= GIVEN PASSAGE =
Releases: CVCUDA/CV-CUDA
CV-CUDA Release v0.13.0
v0.13.0 Beta
CV-CUDA v0.13.0 includes ManyLinux 2014 compliant wheels alongside the following changes:
Full Changelog: v0.12.0-beta...v0.13.0-beta
New Features
- Added Python wheel generation compliant with ManyLinux 2014 and PyPI standards.
- The multiple Python version wheels are now unified into a single wheel file per CUDA version.
- Included scripts to build two ManyLinux 2014 Docker images (CUDA 11, CUDA 12) for build, and four Ubuntu images (20.04 and 22.04 x CUDA 11, CUDA 12) for testing.
- Python wheels must be built within the ManyLinux 2014 Docker images to guarantee ManyLinux 2014 compliance.

= STATED GOAL 1 =
Put the lines of the records into a numbered list, starting at the line containing "videos-cell — [749, 114, 893, 153]" and ending at the line containing "music-cell — [892, 153, 1035, 192]", with both included and any blank lines dropped.
The release notes and the records have no connection to each other.

= SUPPLIED MATERIAL =
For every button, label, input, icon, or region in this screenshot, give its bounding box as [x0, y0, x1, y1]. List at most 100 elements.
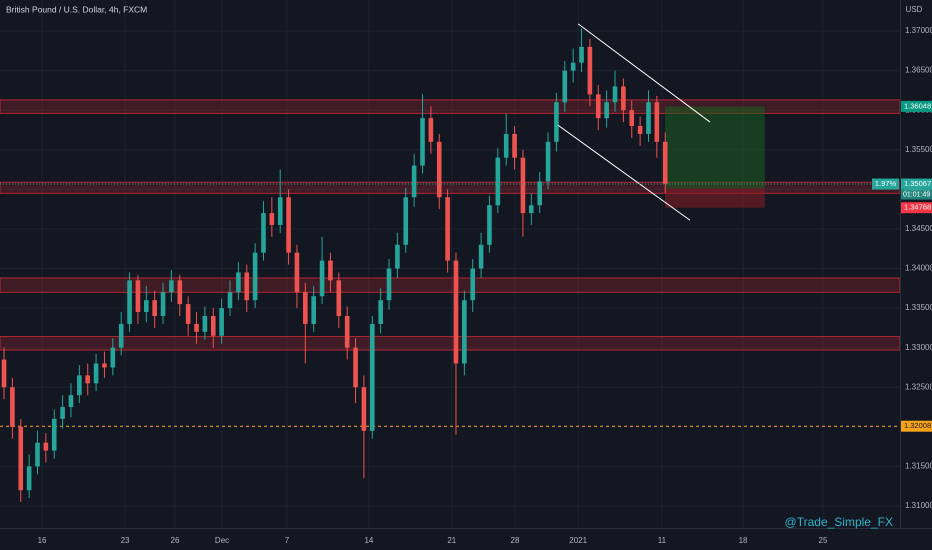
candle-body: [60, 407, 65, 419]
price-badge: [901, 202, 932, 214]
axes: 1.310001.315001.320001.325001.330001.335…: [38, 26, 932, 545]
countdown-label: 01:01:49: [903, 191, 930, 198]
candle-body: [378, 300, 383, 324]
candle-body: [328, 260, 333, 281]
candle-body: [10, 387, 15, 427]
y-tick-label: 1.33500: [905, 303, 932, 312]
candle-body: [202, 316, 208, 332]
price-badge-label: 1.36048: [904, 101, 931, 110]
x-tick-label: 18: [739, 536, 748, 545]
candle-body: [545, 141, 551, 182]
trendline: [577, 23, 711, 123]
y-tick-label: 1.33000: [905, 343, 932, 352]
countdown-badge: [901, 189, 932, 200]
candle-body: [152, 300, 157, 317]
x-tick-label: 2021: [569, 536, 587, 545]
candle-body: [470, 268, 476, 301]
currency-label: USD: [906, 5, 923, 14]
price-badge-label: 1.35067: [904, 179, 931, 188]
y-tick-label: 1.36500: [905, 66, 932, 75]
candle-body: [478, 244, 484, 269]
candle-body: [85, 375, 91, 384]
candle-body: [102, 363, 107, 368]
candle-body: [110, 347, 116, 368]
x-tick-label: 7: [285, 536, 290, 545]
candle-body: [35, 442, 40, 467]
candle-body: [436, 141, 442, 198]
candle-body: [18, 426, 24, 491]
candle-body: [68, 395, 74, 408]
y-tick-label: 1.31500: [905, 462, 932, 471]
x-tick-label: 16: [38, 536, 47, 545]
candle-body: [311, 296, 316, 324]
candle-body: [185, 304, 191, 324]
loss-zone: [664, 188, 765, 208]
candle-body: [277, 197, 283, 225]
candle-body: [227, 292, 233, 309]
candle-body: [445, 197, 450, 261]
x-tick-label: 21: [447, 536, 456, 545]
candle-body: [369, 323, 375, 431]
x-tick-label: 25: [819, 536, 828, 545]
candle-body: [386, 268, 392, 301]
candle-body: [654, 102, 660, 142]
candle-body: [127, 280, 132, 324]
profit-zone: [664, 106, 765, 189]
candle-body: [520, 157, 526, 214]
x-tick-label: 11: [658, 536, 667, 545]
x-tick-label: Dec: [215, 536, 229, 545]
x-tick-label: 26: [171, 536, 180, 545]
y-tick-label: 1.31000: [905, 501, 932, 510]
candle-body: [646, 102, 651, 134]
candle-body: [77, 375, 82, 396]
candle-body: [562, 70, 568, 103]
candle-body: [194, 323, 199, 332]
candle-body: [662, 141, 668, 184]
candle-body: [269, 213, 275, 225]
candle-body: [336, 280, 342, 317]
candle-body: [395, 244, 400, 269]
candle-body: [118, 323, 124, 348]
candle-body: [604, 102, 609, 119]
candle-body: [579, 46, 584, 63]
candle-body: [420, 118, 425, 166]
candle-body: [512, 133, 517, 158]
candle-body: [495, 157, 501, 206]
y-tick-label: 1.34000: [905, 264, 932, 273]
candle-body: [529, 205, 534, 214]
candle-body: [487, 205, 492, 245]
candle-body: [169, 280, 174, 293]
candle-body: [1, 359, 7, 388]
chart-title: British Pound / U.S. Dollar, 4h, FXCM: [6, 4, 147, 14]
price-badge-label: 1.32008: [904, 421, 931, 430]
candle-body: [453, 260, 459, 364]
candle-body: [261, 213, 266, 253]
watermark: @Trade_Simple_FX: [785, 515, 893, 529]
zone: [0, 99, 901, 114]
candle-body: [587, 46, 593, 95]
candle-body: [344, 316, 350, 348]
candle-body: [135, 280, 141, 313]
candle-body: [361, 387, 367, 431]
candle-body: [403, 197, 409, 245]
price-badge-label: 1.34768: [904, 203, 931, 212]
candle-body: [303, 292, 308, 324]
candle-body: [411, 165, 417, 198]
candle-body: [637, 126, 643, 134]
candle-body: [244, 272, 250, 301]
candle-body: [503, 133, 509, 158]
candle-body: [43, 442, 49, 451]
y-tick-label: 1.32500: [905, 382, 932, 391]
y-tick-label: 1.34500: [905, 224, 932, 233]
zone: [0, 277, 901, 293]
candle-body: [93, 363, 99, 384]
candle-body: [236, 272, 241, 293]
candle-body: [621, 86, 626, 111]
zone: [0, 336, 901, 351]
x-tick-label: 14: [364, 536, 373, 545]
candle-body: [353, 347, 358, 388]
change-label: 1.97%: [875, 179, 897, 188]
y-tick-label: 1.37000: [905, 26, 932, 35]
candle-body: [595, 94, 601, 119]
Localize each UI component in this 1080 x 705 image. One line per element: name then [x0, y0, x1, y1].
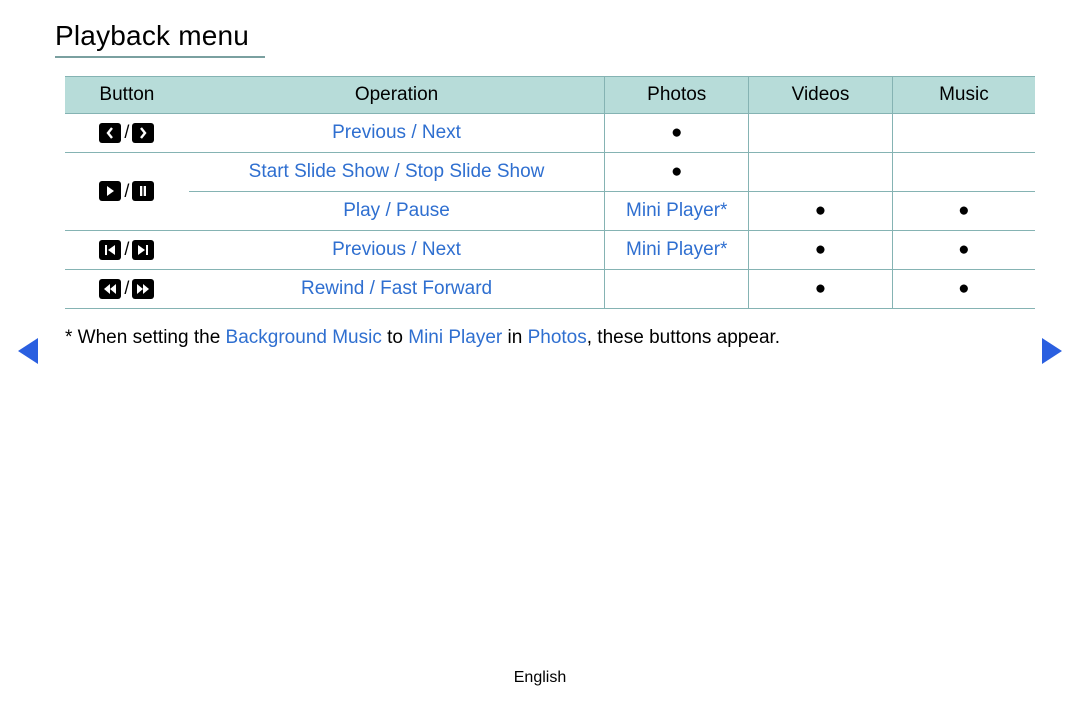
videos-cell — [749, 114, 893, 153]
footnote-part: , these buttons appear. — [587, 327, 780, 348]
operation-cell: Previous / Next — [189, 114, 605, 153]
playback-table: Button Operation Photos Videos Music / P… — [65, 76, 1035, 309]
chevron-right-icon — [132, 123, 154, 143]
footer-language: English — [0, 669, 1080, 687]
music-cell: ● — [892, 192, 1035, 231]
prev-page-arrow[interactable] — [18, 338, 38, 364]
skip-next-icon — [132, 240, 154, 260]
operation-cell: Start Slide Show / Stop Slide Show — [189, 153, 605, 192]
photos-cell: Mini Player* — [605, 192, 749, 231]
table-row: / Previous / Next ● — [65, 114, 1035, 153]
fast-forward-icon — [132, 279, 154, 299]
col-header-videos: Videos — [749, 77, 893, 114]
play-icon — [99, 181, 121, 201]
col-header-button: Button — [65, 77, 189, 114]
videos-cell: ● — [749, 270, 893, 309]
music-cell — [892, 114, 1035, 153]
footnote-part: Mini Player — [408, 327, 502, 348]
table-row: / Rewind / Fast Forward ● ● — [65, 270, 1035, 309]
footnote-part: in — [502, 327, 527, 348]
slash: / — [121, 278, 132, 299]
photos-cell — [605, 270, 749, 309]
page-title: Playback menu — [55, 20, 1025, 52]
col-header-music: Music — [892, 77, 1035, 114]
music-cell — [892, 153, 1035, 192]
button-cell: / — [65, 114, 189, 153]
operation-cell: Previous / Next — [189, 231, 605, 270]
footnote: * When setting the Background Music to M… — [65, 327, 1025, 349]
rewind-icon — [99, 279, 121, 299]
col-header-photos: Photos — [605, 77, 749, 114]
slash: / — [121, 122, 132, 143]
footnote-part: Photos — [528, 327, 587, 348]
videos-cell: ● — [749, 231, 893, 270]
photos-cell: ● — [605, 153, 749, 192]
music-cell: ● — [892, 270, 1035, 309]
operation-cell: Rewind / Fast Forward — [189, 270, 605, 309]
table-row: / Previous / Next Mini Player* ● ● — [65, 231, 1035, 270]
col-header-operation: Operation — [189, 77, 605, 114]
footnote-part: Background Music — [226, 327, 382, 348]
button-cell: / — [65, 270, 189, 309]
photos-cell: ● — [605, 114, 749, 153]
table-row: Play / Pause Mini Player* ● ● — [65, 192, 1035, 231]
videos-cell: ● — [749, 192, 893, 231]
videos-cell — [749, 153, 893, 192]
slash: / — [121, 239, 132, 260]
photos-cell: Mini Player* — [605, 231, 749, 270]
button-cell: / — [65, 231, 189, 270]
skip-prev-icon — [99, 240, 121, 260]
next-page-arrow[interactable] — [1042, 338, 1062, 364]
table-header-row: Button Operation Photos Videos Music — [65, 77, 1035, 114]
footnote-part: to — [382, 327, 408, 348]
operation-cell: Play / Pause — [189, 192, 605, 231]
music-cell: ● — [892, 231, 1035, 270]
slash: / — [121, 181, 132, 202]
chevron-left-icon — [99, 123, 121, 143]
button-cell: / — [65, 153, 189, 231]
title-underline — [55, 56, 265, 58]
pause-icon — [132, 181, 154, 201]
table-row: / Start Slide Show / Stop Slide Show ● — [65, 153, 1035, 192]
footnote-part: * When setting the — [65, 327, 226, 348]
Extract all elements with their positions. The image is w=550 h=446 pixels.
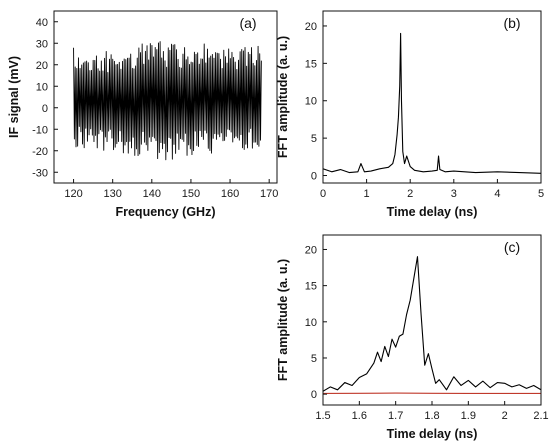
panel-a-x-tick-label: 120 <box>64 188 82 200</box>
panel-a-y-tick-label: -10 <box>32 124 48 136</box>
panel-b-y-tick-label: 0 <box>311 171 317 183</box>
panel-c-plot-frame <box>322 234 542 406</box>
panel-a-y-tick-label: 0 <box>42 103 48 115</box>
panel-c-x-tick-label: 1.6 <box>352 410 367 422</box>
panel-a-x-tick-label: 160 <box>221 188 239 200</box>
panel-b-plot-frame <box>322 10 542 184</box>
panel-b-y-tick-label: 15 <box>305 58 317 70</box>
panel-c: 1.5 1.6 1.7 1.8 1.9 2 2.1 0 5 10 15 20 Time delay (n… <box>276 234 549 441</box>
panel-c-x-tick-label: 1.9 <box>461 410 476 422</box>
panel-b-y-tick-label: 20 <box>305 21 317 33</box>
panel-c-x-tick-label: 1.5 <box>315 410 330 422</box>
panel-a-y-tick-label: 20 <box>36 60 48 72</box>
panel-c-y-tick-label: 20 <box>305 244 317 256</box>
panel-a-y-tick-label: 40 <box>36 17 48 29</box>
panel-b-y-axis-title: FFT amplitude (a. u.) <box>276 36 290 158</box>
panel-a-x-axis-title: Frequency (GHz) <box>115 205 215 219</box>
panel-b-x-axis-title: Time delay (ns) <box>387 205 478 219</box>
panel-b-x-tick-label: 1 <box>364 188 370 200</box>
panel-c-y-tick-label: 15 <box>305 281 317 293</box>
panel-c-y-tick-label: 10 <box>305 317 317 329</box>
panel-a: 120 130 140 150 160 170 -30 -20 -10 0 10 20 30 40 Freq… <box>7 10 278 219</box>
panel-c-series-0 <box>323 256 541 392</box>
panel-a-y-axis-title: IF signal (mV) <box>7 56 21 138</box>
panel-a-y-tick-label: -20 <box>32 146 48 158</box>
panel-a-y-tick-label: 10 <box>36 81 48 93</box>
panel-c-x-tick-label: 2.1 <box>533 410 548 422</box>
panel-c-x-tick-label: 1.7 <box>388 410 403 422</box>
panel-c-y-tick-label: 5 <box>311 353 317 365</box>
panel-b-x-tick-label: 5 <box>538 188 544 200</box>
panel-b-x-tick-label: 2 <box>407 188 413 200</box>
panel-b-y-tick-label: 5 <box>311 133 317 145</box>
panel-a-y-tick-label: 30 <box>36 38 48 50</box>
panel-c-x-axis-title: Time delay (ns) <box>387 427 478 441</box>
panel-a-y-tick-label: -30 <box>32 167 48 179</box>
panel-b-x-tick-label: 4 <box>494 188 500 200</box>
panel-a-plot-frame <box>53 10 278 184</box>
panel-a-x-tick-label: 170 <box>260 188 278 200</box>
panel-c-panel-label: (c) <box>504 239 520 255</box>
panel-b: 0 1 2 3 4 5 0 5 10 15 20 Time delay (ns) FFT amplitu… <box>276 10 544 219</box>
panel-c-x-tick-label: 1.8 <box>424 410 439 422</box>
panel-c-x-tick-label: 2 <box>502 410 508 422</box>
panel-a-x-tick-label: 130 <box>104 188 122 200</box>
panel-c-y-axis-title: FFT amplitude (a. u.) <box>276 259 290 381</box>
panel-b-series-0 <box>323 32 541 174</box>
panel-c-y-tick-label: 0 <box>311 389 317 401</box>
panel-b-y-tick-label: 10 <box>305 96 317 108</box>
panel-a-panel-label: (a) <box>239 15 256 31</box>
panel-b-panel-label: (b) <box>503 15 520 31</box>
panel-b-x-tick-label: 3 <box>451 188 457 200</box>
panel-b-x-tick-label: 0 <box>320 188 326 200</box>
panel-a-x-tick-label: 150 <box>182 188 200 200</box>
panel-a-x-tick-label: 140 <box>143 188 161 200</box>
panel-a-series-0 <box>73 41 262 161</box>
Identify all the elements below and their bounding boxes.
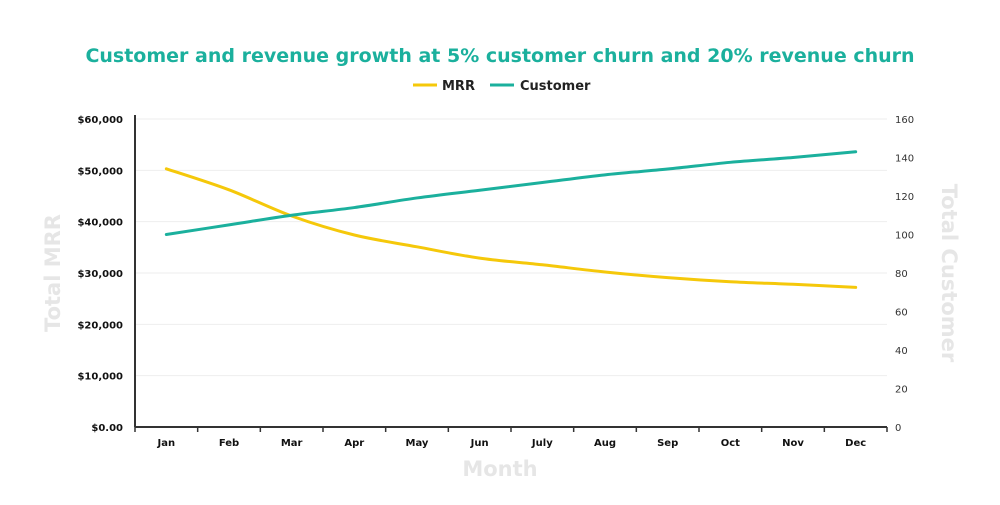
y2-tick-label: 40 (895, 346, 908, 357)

= STATED GOAL 2 =
Write a continuation of the CV-CUDA release notes, picking up right after their last line.

= RESPONSE 1 =
1. videos-cell — [749, 114, 893, 153]
2. footnote-part: , these buttons appear. — [587, 327, 780, 348]
3. operation-cell: Previous / Next — [189, 114, 605, 153]
4. playback-table: Button Operation Photos Videos Music / P… — [65, 76, 1035, 309]
5. chevron-right-icon — [132, 123, 154, 143]
6. footer-language: English — [0, 669, 1080, 687]
7. music-cell: ● — [892, 192, 1035, 231]
8. prev-page-arrow[interactable] — [18, 338, 38, 364]
9. skip-next-icon — [132, 240, 154, 260]
10. operation-cell: Start Slide Show / Stop Slide Show — [189, 153, 605, 192]
11. photos-cell: Mini Player* — [605, 192, 749, 231]
12. table-row: / Previous / Next ● — [65, 114, 1035, 153]
13. fast-forward-icon — [132, 279, 154, 299]
14. col-header-videos: Videos — [749, 77, 893, 114]
15. play-icon — [99, 181, 121, 201]
16. col-header-button: Button — [65, 77, 189, 114]
17. videos-cell: ● — [749, 270, 893, 309]
18. music-cell — [892, 114, 1035, 153]
19. footnote-part: Mini Player — [408, 327, 502, 348]
20. table-row: / Rewind / Fast Forward ● ● — [65, 270, 1035, 309]
21. footnote-part: in — [502, 327, 527, 348]
22. slash: / — [121, 278, 132, 299]
23. photos-cell — [605, 270, 749, 309]
24. page-title: Playback menu — [55, 20, 1025, 52]
25. col-header-music: Music — [892, 77, 1035, 114]
26. music-cell — [892, 153, 1035, 192]

= RESPONSE 2 =
Bug Fixes
- Upgraded pybind11 to version 2.13.6 for improved compatibility and functionality.
- Resolved Python ABI compatibility issues present in previous versions by upgrading pybind11.
Compatibility and Known Limitations
For the full list, see the main README on CV-CUDA GitHub.
License
CV-CUDA is licensed under the Apache 2.0 license.
Resources
- CV-CUDA GitHub
- CV-CUDA Increasing Throughput and Reducing Costs for AI-Based Computer Vision with CV-CUDA
- NVIDIA Announces Microsoft, Tencent, Baidu Adopting CV-CUDA for Computer Vision AI
- CV-CUDA helps Tencent Cloud audio and video PaaS platform achieve full-process GPU acceleration for video enhancement AI
Acknowledgements
CV-CUDA is developed jointly by NVIDIA and the ByteDance Machine Learning team.
CV-CUDA Release v0.12.0
v0.12.0-beta
Release Highlights
CV-CUDA v0.12.0 includes the following changes:
New Features
- Increased functional test coverage of color conversions.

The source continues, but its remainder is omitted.